● **Data lines**
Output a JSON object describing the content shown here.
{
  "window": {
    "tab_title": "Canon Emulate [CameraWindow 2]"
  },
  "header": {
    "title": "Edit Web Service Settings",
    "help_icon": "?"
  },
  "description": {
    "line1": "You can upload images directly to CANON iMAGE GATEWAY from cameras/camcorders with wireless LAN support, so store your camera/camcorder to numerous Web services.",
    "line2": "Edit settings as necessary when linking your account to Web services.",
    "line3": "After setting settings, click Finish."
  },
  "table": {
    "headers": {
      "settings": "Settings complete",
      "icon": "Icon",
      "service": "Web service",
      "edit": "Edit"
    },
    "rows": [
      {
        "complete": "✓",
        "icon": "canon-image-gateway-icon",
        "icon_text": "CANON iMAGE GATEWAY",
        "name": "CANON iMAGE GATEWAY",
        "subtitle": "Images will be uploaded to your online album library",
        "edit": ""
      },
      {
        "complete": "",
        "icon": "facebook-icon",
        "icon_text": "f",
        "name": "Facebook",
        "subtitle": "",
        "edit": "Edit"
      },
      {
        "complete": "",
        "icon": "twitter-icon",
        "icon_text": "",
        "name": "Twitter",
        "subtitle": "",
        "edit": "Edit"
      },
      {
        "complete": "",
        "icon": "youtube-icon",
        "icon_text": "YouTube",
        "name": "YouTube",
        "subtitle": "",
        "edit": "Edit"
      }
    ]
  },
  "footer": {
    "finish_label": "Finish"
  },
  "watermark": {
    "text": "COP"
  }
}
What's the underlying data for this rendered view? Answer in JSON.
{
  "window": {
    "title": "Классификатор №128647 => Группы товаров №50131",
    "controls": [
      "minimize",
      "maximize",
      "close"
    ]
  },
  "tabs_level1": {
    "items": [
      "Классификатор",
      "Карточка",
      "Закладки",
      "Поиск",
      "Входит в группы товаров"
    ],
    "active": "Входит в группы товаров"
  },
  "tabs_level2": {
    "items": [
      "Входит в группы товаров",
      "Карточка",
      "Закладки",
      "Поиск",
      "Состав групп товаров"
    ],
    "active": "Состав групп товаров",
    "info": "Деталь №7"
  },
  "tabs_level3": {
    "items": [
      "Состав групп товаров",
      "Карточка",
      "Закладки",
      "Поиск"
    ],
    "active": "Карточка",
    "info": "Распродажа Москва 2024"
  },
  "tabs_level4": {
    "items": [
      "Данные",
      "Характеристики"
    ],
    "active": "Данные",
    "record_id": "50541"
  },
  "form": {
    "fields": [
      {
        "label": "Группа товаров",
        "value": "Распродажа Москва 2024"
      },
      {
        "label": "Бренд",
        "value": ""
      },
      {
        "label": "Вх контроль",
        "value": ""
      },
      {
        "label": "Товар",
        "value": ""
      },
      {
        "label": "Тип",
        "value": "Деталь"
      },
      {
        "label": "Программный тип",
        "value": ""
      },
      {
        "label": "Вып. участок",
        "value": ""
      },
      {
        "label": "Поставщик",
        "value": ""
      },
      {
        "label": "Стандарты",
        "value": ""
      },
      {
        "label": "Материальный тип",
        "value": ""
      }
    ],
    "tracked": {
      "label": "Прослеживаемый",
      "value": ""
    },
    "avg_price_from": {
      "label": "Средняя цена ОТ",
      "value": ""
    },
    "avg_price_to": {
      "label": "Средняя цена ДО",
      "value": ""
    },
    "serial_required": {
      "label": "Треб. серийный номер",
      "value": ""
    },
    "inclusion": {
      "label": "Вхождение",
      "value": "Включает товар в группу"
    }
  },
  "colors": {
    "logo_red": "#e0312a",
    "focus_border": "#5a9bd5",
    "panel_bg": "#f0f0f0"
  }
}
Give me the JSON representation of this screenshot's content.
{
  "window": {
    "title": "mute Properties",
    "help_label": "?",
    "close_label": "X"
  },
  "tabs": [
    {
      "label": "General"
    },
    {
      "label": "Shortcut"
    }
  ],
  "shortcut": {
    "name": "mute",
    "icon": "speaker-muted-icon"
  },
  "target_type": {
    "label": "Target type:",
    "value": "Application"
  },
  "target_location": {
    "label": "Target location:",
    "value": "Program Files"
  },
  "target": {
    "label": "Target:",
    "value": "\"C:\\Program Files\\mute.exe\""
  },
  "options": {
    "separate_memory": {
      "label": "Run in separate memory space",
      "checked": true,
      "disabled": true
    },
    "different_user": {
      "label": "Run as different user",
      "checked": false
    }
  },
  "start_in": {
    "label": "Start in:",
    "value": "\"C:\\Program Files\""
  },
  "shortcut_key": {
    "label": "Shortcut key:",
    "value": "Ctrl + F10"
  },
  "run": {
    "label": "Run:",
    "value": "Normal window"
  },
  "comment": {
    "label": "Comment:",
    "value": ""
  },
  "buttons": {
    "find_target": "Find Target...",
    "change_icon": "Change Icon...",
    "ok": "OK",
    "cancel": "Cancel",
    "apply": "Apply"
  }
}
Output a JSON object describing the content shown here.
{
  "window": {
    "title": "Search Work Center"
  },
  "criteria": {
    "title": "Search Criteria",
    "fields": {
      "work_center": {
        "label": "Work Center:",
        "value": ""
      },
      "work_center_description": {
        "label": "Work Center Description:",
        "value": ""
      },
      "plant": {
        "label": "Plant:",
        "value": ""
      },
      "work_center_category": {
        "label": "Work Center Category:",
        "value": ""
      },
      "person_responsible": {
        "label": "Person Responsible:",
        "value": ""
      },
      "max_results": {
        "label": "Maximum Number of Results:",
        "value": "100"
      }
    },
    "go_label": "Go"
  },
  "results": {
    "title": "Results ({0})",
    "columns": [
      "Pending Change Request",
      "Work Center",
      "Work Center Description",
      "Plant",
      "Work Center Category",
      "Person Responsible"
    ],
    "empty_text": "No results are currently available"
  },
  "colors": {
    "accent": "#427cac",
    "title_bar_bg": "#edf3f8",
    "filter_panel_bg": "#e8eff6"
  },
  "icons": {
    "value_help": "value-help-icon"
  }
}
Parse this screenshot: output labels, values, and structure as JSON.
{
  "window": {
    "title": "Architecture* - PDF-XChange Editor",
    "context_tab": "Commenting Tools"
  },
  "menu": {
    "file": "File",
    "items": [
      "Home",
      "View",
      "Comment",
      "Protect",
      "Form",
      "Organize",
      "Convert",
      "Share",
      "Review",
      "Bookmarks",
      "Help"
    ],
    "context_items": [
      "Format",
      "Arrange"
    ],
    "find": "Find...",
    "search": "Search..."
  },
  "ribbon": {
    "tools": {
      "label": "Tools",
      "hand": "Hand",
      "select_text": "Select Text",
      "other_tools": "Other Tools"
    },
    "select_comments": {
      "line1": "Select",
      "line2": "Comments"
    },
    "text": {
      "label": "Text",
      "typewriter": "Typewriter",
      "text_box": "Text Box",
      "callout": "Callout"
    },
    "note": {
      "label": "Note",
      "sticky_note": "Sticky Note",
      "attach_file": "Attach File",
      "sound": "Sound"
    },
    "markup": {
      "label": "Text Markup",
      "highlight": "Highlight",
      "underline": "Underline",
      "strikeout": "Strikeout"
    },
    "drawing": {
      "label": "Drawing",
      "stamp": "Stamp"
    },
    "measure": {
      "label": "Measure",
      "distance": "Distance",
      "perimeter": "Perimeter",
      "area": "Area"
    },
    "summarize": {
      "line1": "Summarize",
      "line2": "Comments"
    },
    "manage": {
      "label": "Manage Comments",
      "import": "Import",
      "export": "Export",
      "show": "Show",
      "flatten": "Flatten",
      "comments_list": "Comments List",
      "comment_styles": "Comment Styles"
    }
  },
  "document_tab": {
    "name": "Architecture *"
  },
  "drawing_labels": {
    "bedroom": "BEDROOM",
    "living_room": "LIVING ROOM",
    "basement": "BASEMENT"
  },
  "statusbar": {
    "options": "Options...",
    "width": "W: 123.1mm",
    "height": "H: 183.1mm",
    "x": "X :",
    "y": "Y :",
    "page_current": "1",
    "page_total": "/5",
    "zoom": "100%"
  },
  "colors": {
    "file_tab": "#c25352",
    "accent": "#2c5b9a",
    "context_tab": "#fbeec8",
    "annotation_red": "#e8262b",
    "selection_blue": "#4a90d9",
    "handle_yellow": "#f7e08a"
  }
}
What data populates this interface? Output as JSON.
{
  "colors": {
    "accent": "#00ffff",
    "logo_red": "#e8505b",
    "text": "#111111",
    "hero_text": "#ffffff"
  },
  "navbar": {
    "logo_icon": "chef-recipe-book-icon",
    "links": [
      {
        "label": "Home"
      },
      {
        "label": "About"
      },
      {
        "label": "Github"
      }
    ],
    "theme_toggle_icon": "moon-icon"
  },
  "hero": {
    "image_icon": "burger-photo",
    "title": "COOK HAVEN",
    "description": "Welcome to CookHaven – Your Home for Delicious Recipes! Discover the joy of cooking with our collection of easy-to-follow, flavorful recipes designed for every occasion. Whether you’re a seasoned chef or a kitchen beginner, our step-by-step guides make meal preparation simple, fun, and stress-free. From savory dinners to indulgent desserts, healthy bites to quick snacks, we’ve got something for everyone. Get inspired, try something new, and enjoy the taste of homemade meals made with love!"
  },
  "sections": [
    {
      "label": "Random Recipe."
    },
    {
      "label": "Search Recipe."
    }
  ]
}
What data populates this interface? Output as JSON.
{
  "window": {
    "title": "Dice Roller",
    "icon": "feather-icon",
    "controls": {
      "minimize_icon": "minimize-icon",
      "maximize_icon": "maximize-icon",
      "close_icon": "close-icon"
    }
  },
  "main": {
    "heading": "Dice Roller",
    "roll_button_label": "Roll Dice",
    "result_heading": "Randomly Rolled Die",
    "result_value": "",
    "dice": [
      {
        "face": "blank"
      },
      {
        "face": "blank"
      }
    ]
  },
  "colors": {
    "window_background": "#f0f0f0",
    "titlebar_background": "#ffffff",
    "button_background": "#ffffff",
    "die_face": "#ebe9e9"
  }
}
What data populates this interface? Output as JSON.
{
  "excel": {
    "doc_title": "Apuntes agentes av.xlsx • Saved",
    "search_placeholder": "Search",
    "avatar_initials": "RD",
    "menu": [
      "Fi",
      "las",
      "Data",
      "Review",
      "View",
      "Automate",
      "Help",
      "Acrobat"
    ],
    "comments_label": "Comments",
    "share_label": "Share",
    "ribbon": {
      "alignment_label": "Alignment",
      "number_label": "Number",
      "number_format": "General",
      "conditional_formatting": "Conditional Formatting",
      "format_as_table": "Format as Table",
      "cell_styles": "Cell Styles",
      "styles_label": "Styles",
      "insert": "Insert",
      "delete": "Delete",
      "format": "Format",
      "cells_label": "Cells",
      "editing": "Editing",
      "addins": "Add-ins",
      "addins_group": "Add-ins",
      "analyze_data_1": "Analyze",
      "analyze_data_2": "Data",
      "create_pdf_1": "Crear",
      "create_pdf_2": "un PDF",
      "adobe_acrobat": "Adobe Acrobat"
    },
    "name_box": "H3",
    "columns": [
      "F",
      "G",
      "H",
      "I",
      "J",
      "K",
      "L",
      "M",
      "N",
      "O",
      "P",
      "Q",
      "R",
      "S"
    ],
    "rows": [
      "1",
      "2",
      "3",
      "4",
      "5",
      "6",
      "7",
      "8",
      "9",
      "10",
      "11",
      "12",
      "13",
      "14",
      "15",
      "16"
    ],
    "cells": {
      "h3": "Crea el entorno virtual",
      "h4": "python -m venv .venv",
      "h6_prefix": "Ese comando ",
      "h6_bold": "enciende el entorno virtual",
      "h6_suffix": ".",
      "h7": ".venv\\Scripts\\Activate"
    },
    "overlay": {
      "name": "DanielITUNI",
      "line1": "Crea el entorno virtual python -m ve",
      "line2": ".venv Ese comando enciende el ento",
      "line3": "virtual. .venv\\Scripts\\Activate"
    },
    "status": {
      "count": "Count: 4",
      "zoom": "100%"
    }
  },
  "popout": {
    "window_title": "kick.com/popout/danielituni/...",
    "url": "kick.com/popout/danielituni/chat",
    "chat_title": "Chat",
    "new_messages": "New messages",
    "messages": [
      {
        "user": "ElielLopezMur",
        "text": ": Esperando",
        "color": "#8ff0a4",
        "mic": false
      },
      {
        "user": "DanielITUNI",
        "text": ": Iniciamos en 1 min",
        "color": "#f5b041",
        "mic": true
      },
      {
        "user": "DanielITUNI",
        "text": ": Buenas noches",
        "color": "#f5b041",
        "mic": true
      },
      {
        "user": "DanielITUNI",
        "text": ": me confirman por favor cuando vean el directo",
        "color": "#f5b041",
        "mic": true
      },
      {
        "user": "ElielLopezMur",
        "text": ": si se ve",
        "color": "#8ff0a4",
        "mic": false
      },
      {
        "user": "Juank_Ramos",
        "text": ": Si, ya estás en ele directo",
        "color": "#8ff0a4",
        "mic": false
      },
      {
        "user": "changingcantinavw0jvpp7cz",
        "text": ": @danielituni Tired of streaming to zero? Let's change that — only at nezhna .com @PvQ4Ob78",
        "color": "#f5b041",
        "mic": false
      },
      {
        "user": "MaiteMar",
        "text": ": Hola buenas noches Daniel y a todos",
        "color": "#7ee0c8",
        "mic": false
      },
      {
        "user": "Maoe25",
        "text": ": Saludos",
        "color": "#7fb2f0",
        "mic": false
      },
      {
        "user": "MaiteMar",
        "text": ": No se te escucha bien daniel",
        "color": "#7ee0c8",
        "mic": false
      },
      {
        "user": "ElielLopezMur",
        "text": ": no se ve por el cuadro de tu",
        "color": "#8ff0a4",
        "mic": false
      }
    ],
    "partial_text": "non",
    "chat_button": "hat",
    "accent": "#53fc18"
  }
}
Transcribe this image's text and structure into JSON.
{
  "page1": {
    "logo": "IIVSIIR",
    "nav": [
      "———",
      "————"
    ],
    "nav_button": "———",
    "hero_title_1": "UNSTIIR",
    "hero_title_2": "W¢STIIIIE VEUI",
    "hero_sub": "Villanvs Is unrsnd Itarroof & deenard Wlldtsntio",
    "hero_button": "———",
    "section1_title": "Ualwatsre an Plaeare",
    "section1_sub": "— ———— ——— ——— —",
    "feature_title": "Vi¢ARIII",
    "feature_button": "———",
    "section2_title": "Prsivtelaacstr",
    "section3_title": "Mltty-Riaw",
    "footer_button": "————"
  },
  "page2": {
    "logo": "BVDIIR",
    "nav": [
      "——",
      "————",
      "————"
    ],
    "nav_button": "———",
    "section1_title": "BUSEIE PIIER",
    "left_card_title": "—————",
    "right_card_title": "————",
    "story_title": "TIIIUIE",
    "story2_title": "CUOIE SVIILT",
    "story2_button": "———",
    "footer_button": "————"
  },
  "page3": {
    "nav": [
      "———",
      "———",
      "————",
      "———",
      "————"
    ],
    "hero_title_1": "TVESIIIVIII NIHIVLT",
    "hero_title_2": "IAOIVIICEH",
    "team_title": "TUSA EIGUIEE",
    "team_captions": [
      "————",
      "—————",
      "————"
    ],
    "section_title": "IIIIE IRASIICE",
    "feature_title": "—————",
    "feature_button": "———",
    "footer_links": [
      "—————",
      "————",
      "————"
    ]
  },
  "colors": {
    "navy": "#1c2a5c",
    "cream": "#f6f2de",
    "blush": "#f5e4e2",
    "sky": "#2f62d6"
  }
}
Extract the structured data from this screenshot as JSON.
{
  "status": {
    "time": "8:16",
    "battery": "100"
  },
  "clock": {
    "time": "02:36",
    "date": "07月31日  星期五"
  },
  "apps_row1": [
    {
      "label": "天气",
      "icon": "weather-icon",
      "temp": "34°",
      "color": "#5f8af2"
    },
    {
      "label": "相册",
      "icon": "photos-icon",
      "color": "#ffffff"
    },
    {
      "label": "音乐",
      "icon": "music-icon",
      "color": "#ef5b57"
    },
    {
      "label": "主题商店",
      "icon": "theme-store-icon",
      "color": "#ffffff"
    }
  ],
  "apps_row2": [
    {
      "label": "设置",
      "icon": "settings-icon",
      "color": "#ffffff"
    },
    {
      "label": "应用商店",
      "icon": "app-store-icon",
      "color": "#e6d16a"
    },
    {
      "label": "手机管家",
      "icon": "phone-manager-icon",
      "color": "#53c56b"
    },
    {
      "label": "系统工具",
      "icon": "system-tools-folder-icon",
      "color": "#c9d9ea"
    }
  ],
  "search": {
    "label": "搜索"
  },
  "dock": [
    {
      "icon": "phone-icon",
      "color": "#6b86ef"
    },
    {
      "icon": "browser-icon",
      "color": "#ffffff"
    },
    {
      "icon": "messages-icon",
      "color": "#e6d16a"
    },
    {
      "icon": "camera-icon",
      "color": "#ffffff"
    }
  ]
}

● **What to produce**
Examine the listing and say how many of its lines contain the string "comando". Give the number alone.

● **Output**
2